_WHAT YOU NEED TO DO_:
Count how many lines in this material contain "icon". The answer is that number alone.

--------

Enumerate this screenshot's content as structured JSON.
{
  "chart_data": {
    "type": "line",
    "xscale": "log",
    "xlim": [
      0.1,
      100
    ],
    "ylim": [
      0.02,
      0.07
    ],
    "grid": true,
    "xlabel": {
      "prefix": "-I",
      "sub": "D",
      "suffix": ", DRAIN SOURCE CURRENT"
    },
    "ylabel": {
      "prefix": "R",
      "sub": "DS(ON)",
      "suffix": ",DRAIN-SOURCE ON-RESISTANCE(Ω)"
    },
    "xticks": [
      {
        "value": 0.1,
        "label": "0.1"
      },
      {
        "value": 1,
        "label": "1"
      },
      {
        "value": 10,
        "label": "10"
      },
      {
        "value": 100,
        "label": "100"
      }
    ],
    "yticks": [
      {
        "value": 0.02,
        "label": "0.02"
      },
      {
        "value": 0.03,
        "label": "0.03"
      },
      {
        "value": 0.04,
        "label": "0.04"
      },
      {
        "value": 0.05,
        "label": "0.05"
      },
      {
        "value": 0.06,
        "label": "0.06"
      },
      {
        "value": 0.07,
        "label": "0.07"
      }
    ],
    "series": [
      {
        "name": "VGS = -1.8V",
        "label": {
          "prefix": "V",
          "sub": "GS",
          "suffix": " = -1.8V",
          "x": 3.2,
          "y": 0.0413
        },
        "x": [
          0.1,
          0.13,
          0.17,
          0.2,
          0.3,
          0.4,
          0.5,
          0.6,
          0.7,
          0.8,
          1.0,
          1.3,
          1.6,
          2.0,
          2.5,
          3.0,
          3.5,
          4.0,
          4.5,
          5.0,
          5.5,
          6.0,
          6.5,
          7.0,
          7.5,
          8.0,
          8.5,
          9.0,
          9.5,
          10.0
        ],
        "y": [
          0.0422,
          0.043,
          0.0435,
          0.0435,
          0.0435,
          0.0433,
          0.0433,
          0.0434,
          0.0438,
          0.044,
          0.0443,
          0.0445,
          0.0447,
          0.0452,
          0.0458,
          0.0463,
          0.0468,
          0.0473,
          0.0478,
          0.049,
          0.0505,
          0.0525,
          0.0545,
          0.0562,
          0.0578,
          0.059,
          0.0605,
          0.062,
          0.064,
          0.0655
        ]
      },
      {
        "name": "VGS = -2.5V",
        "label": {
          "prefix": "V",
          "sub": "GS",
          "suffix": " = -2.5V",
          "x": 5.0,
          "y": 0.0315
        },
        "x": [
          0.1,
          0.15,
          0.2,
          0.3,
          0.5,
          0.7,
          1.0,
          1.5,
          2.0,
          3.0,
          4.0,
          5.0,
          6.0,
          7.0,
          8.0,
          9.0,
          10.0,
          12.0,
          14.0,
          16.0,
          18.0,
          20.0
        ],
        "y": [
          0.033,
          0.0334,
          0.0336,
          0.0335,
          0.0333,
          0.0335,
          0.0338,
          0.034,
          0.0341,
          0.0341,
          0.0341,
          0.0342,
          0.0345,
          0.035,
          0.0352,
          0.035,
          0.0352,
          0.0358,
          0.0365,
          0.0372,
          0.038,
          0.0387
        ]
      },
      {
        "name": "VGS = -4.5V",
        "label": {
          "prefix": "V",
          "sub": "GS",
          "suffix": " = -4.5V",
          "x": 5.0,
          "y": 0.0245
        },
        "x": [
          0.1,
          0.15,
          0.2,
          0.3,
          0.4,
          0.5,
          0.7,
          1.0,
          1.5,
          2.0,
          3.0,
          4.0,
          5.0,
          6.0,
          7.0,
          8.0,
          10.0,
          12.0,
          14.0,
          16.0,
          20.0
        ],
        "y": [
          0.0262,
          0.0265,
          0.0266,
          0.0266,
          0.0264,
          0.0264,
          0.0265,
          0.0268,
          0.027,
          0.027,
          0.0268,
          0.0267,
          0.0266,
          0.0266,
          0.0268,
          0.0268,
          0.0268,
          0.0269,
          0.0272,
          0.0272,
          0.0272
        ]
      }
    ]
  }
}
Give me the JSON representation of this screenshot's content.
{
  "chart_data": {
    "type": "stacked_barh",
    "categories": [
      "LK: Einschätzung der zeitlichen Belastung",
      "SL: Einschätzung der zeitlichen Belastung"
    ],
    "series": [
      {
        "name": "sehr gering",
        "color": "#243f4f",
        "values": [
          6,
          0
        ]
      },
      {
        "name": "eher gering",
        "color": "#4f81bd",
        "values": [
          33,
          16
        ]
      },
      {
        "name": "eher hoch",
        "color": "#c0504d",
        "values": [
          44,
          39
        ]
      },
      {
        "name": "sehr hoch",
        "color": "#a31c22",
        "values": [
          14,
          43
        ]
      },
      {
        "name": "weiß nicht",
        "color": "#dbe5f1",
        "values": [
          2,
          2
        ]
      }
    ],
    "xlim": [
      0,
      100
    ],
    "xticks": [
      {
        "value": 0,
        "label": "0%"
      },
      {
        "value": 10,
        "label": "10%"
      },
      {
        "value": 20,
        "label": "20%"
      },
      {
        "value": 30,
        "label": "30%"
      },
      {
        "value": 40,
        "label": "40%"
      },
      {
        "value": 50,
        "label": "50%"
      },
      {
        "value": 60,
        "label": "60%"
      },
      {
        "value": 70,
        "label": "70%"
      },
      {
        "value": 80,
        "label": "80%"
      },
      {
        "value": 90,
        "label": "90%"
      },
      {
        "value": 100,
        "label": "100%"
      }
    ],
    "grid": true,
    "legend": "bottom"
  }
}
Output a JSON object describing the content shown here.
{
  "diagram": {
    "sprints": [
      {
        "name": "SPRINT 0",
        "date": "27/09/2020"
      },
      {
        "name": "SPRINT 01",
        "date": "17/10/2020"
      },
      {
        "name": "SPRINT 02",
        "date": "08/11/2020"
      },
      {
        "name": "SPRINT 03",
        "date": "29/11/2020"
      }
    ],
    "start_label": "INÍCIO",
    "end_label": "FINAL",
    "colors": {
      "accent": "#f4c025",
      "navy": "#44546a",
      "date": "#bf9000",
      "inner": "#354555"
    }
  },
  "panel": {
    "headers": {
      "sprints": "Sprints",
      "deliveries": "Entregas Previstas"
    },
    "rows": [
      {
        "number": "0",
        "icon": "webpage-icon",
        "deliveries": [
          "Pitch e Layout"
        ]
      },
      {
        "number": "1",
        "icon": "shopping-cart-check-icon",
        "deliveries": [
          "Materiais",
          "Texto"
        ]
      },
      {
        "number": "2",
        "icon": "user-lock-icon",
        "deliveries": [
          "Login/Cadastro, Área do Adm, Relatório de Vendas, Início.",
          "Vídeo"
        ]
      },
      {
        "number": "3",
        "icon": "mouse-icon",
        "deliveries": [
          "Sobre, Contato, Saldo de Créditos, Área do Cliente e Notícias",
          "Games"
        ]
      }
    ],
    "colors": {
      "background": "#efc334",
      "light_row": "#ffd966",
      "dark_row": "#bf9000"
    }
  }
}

--------

_REPLY_:
4